_WHAT IS EXPECTED_. Give the number of lines containing the word "your" and nothing more.

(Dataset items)
════
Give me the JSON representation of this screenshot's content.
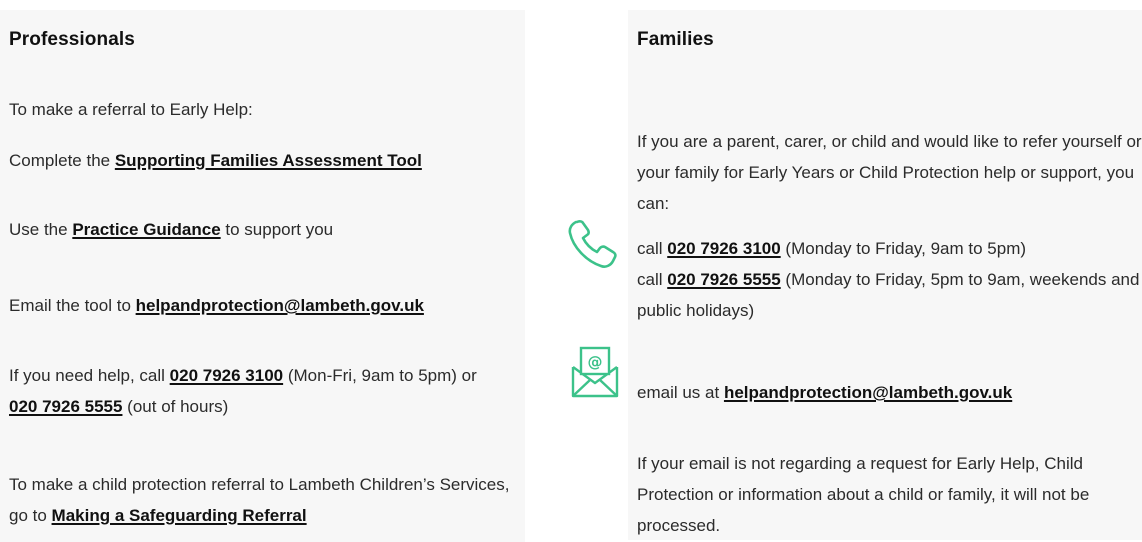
{
  "professionals": {
    "title": "Professionals",
    "intro": "To make a referral to Early Help:",
    "sfat_prefix": "Complete the ",
    "sfat_link": "Supporting Families Assessment Tool",
    "guidance_prefix": "Use the ",
    "guidance_link": "Practice Guidance",
    "guidance_suffix": " to support you",
    "email_prefix": "Email the tool to ",
    "email_link": "helpandprotection@lambeth.gov.uk",
    "help_prefix": "If you need help, call ",
    "help_phone1": "020 7926 3100",
    "help_middle": " (Mon-Fri, 9am to 5pm) or ",
    "help_phone2": "020 7926 5555",
    "help_suffix": " (out of hours)",
    "cp_prefix": "To make a child protection referral to Lambeth Children’s Services, go to ",
    "cp_link": "Making a Safeguarding Referral"
  },
  "families": {
    "title": "Families",
    "intro": "If you are a parent, carer, or child and would like to refer yourself or your family for Early Years or Child Protection help or support, you can:",
    "call1_prefix": "call ",
    "call1_phone": "020 7926 3100",
    "call1_suffix": " (Monday to Friday, 9am to 5pm)",
    "call2_prefix": "call ",
    "call2_phone": "020 7926 5555",
    "call2_suffix": " (Monday to Friday, 5pm to 9am, weekends and public holidays)",
    "email_prefix": "email us at ",
    "email_link": "helpandprotection@lambeth.gov.uk",
    "note": "If your email is not regarding a request for Early Help, Child Protection or information about a child or family, it will not be processed."
  },
  "icons": {
    "phone": "phone-icon",
    "mail": "mail-icon",
    "accent": "#3cc28a"
  }
}
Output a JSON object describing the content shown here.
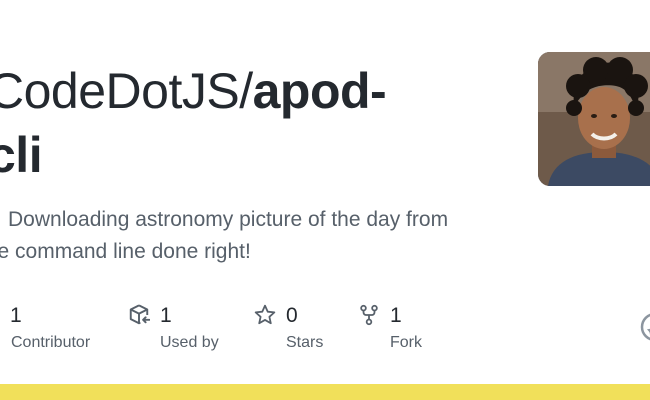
{
  "repo": {
    "owner": "CodeDotJS/",
    "name_part1": "apod-",
    "name_part2": "cli"
  },
  "description": {
    "line1": "Downloading astronomy picture of the day from",
    "line2": "the command line done right!",
    "emoji": "rocket-emoji"
  },
  "stats": [
    {
      "count": "1",
      "label": "Contributor",
      "icon": "people-icon"
    },
    {
      "count": "1",
      "label": "Used by",
      "icon": "package-dependents-icon"
    },
    {
      "count": "0",
      "label": "Stars",
      "icon": "star-icon"
    },
    {
      "count": "1",
      "label": "Fork",
      "icon": "repo-forked-icon"
    }
  ],
  "colors": {
    "language_bar": "#f1e05a",
    "text_primary": "#24292f",
    "text_secondary": "#57606a"
  }
}
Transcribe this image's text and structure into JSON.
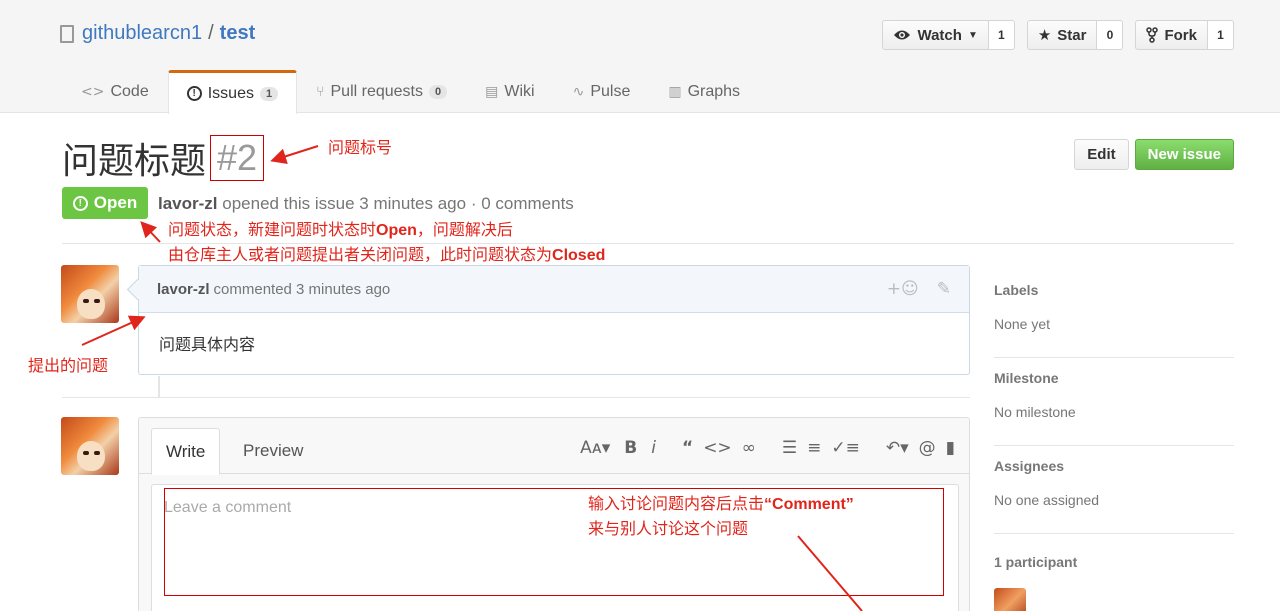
{
  "repo": {
    "owner": "githublearcn1",
    "separator": "/",
    "name": "test"
  },
  "actions": [
    {
      "label": "Watch",
      "icon": "eye-icon",
      "count": "1"
    },
    {
      "label": "Star",
      "icon": "star-icon",
      "count": "0"
    },
    {
      "label": "Fork",
      "icon": "fork-icon",
      "count": "1"
    }
  ],
  "nav": {
    "code": "Code",
    "issues": "Issues",
    "issues_count": "1",
    "pulls": "Pull requests",
    "pulls_count": "0",
    "wiki": "Wiki",
    "pulse": "Pulse",
    "graphs": "Graphs"
  },
  "issue": {
    "title": "问题标题",
    "number": "#2",
    "state": "Open",
    "author": "lavor-zl",
    "meta_text": "opened this issue 3 minutes ago · 0 comments",
    "edit_label": "Edit",
    "new_issue_label": "New issue"
  },
  "comment": {
    "author": "lavor-zl",
    "meta": "commented 3 minutes ago",
    "body": "问题具体内容",
    "add_reaction": "+☺"
  },
  "new_comment": {
    "write_tab": "Write",
    "preview_tab": "Preview",
    "placeholder": "Leave a comment"
  },
  "sidebar": {
    "labels_head": "Labels",
    "labels_val": "None yet",
    "milestone_head": "Milestone",
    "milestone_val": "No milestone",
    "assignees_head": "Assignees",
    "assignees_val": "No one assigned",
    "participants_head": "1 participant"
  },
  "annotations": {
    "num": "问题标号",
    "state_line1_a": "问题状态，新建问题时状态时",
    "state_line1_b": "Open",
    "state_line1_c": "，问题解决后",
    "state_line2_a": "由仓库主人或者问题提出者关闭问题，此时问题状态为",
    "state_line2_b": "Closed",
    "question": "提出的问题",
    "box_line1_a": "输入讨论问题内容后点击",
    "box_line1_b": "“Comment”",
    "box_line2": "来与别人讨论这个问题"
  },
  "colors": {
    "accent": "#4078c0",
    "open_green": "#6cc644",
    "annotation_red": "#e0251b",
    "tab_orange": "#d26911"
  }
}
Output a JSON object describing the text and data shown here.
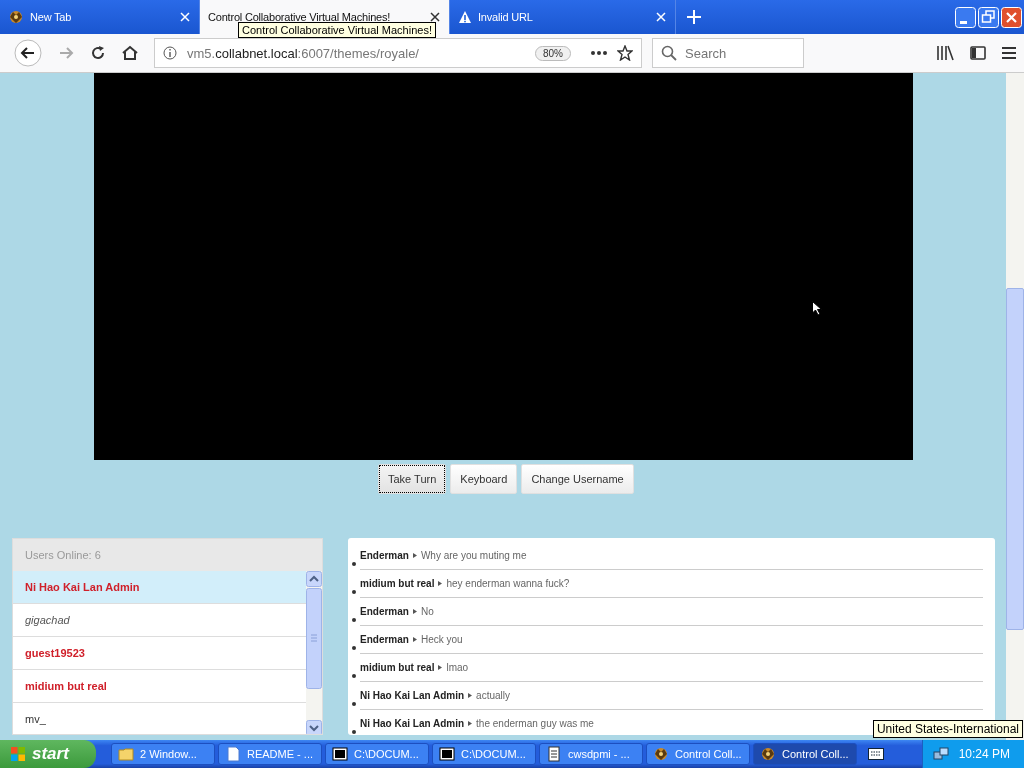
{
  "browser": {
    "tabs": [
      {
        "title": "New Tab",
        "kind": "plain",
        "selected": false
      },
      {
        "title": "Control Collaborative Virtual Machines!",
        "kind": "plain",
        "selected": true
      },
      {
        "title": "Invalid URL",
        "kind": "warning",
        "selected": false
      }
    ],
    "tab_tooltip": "Control Collaborative Virtual Machines!",
    "url": {
      "prefix": "vm5.",
      "domain": "collabnet.local",
      "suffix": ":6007/themes/royale/"
    },
    "zoom": "80%",
    "search": {
      "placeholder": "Search"
    }
  },
  "vm": {
    "buttons": [
      {
        "label": "Take Turn",
        "focused": true
      },
      {
        "label": "Keyboard",
        "focused": false
      },
      {
        "label": "Change Username",
        "focused": false
      }
    ]
  },
  "users": {
    "header": "Users Online: 6",
    "items": [
      {
        "name": "Ni Hao Kai Lan Admin",
        "kind": "registered",
        "selected": true
      },
      {
        "name": "gigachad",
        "kind": "anonymous",
        "selected": false
      },
      {
        "name": "guest19523",
        "kind": "registered",
        "selected": false
      },
      {
        "name": "midium but real",
        "kind": "registered",
        "selected": false
      },
      {
        "name": "mv_",
        "kind": "plain",
        "selected": false
      }
    ]
  },
  "chat": {
    "messages": [
      {
        "user": "Enderman",
        "text": "Why are you muting me"
      },
      {
        "user": "midium but real",
        "text": "hey enderman wanna fuck?"
      },
      {
        "user": "Enderman",
        "text": "No"
      },
      {
        "user": "Enderman",
        "text": "Heck you"
      },
      {
        "user": "midium but real",
        "text": "lmao"
      },
      {
        "user": "Ni Hao Kai Lan Admin",
        "text": "actually"
      },
      {
        "user": "Ni Hao Kai Lan Admin",
        "text": "the enderman guy was me"
      }
    ]
  },
  "keyboard_tooltip": "United States-International",
  "taskbar": {
    "start": "start",
    "items": [
      {
        "label": "2 Window...",
        "kind": "folder",
        "selected": false
      },
      {
        "label": "README - ...",
        "kind": "document",
        "selected": false
      },
      {
        "label": "C:\\DOCUM...",
        "kind": "archive",
        "selected": false
      },
      {
        "label": "C:\\DOCUM...",
        "kind": "archive",
        "selected": false
      },
      {
        "label": "cwsdpmi - ...",
        "kind": "notepad",
        "selected": false
      },
      {
        "label": "Control Coll...",
        "kind": "browser",
        "selected": false
      },
      {
        "label": "Control Coll...",
        "kind": "browser",
        "selected": true
      }
    ],
    "clock": "10:24 PM"
  }
}
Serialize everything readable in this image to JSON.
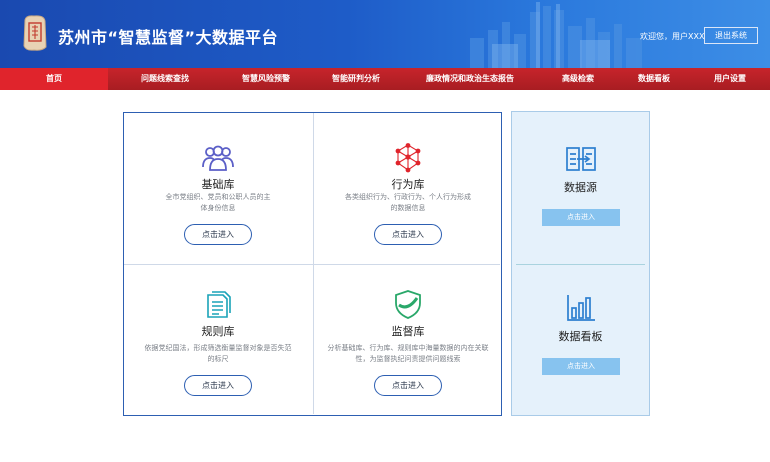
════
_ANSWER IN FULL_. 2